WHAT THIS TASK INVOLVES —
Below are some records. Count the lines with "arcsec" in them and give nothing but the total.

----------

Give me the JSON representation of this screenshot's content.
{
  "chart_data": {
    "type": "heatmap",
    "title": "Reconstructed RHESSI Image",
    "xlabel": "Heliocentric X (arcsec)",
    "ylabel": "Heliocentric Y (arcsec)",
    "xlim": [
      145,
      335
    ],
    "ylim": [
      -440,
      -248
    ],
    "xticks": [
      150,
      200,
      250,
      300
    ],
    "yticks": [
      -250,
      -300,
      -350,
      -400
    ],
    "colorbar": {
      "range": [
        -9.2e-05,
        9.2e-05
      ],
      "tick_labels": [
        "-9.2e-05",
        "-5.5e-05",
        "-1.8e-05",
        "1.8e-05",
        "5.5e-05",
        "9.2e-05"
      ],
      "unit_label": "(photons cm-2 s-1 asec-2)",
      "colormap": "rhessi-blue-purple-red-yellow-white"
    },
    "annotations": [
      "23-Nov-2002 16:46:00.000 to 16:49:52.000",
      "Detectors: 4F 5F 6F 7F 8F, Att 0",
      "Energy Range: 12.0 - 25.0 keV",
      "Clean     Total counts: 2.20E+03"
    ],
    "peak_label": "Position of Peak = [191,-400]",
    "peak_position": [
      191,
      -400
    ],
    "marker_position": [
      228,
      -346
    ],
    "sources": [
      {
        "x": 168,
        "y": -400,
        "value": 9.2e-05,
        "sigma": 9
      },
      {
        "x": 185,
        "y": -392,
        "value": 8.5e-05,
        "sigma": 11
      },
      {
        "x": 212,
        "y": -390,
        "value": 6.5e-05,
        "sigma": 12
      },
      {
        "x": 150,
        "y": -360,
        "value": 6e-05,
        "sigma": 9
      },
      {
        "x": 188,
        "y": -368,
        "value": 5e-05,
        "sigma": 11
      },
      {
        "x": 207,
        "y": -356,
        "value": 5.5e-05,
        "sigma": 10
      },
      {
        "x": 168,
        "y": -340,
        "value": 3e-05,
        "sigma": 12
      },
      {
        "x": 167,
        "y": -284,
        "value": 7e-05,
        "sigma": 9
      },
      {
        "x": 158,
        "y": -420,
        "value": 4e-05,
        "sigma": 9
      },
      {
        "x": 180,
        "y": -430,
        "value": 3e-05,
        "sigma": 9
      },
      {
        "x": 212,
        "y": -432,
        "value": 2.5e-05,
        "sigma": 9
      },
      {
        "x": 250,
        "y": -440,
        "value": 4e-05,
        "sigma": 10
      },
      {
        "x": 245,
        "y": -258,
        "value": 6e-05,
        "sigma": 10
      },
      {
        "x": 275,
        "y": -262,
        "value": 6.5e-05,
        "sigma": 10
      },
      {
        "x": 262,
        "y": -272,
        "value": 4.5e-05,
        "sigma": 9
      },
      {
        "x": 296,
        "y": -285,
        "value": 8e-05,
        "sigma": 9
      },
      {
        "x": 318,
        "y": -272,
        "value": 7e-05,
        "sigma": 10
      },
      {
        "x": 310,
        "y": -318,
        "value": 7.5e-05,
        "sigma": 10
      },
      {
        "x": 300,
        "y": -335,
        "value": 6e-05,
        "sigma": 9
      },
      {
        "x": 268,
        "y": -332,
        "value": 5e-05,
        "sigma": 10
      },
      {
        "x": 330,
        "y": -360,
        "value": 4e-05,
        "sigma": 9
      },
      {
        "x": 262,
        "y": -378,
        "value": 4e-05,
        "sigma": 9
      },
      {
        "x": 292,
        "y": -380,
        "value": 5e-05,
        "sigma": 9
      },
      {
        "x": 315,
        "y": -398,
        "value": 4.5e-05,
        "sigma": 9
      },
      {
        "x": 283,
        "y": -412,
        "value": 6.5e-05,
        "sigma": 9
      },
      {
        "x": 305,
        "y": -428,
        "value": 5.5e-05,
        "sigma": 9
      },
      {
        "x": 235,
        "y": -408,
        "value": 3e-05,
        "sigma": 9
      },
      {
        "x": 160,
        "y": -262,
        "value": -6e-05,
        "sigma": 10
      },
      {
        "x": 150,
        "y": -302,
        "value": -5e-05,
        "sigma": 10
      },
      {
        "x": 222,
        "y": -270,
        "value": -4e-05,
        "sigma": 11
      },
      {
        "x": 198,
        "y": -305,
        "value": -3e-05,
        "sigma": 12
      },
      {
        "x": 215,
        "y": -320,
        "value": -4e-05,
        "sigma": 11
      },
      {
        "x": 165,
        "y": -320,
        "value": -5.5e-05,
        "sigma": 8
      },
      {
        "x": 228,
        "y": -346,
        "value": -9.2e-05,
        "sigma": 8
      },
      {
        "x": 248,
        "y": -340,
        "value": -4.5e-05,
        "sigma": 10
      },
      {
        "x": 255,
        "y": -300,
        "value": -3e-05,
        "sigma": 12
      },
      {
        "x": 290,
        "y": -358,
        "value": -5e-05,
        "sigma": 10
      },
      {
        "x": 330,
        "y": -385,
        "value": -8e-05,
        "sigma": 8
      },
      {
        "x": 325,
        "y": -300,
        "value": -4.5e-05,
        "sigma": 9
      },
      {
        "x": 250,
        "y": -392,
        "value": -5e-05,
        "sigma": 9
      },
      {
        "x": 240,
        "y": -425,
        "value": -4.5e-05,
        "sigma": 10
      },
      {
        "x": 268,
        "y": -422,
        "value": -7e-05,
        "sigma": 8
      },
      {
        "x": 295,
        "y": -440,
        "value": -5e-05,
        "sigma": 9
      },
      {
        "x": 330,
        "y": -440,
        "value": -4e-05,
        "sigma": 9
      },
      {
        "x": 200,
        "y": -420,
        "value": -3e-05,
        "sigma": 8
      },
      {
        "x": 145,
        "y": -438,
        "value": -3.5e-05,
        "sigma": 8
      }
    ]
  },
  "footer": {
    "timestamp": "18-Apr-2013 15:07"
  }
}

----------

OUTPUT FOR THIS EXERCISE —
2